- What you should do -
List each line in which the string "předzápisu" appears.

- Material for this exercise -
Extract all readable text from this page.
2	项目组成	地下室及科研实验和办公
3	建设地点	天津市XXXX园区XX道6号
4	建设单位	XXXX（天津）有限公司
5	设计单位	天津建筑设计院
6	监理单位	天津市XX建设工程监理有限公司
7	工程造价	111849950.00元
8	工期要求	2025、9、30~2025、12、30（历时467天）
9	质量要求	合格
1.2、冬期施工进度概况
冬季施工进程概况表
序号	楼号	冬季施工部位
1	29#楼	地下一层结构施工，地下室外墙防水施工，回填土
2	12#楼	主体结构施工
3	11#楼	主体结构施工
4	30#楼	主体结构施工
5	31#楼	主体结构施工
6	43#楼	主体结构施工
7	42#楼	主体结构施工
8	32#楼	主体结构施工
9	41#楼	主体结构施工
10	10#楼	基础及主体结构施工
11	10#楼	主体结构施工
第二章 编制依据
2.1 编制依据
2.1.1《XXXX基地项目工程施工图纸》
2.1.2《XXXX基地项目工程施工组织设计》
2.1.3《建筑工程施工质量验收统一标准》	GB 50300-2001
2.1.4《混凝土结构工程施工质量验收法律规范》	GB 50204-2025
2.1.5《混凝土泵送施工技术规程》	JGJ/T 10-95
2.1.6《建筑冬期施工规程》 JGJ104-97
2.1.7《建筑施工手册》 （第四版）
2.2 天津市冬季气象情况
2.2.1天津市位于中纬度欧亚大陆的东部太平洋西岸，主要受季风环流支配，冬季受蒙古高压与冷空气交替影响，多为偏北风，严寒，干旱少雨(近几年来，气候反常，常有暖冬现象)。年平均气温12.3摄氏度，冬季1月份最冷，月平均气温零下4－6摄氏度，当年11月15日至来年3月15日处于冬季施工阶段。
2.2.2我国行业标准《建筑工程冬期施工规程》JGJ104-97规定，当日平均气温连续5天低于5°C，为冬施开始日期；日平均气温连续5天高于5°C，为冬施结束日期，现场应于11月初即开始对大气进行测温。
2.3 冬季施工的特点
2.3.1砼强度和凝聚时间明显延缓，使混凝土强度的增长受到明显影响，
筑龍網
==
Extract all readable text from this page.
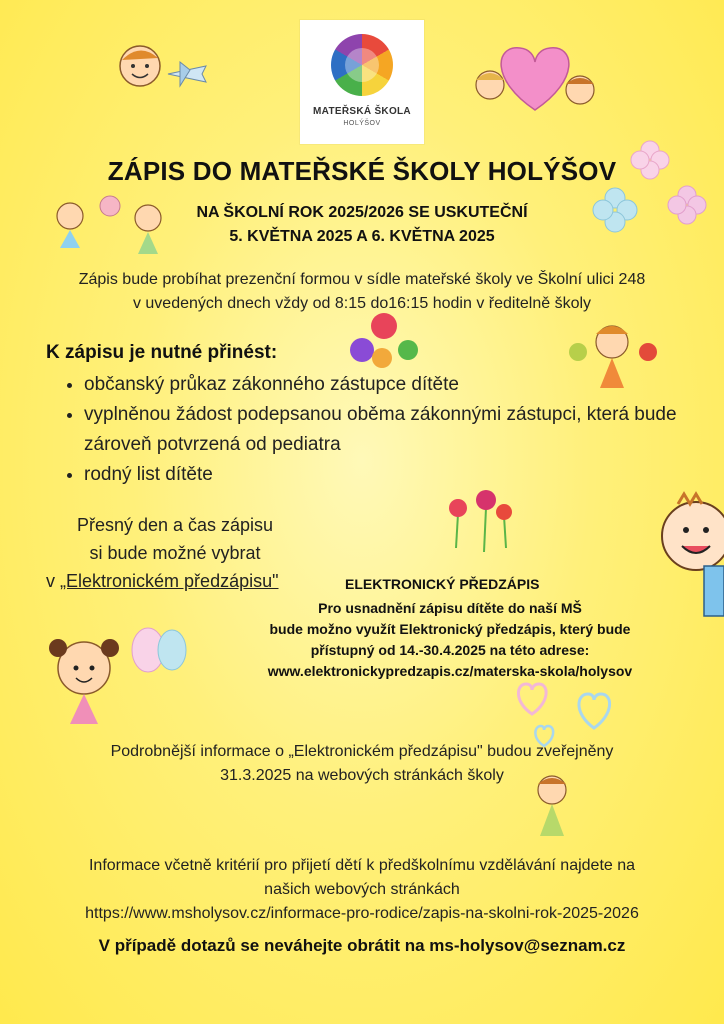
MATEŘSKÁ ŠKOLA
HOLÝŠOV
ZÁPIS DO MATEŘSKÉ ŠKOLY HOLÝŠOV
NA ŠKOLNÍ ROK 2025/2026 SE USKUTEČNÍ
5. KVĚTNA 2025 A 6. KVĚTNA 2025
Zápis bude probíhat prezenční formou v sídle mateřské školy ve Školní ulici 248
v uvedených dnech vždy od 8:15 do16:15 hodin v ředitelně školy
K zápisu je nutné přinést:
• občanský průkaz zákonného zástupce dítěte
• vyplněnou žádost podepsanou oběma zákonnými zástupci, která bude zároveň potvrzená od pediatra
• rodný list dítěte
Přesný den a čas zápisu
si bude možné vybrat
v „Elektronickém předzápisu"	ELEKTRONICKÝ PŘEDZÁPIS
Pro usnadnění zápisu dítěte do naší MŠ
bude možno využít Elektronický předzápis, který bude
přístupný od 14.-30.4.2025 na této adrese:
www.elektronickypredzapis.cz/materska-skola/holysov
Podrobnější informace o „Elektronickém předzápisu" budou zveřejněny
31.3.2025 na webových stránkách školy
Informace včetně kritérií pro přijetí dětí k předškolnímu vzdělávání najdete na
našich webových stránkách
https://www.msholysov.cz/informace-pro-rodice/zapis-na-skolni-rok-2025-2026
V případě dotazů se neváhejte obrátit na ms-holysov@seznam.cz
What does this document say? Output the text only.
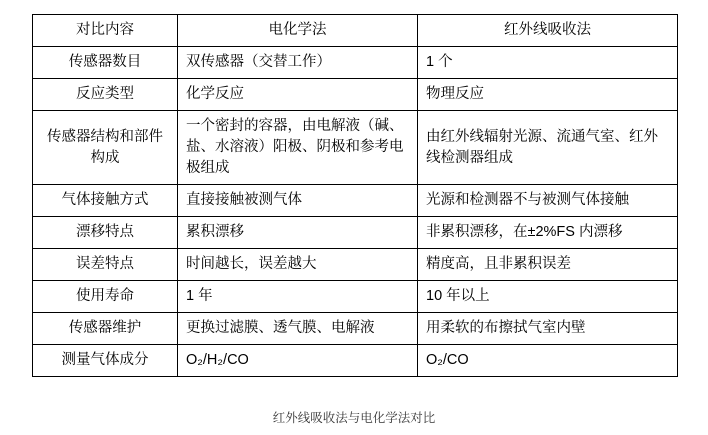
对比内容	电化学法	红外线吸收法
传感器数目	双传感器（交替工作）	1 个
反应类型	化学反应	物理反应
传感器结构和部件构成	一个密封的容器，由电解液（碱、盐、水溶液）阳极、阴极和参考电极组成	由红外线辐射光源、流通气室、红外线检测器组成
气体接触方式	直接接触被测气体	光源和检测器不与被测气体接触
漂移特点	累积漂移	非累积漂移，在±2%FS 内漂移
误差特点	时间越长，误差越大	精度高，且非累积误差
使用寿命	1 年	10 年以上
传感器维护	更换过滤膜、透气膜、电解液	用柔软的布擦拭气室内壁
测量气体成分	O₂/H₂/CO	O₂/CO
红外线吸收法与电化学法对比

- Solution to this problem -
v „Elektronickém předzápisu"	ELEKTRONICKÝ PŘEDZÁPIS
Podrobnější informace o „Elektronickém předzápisu" budou zveřejněny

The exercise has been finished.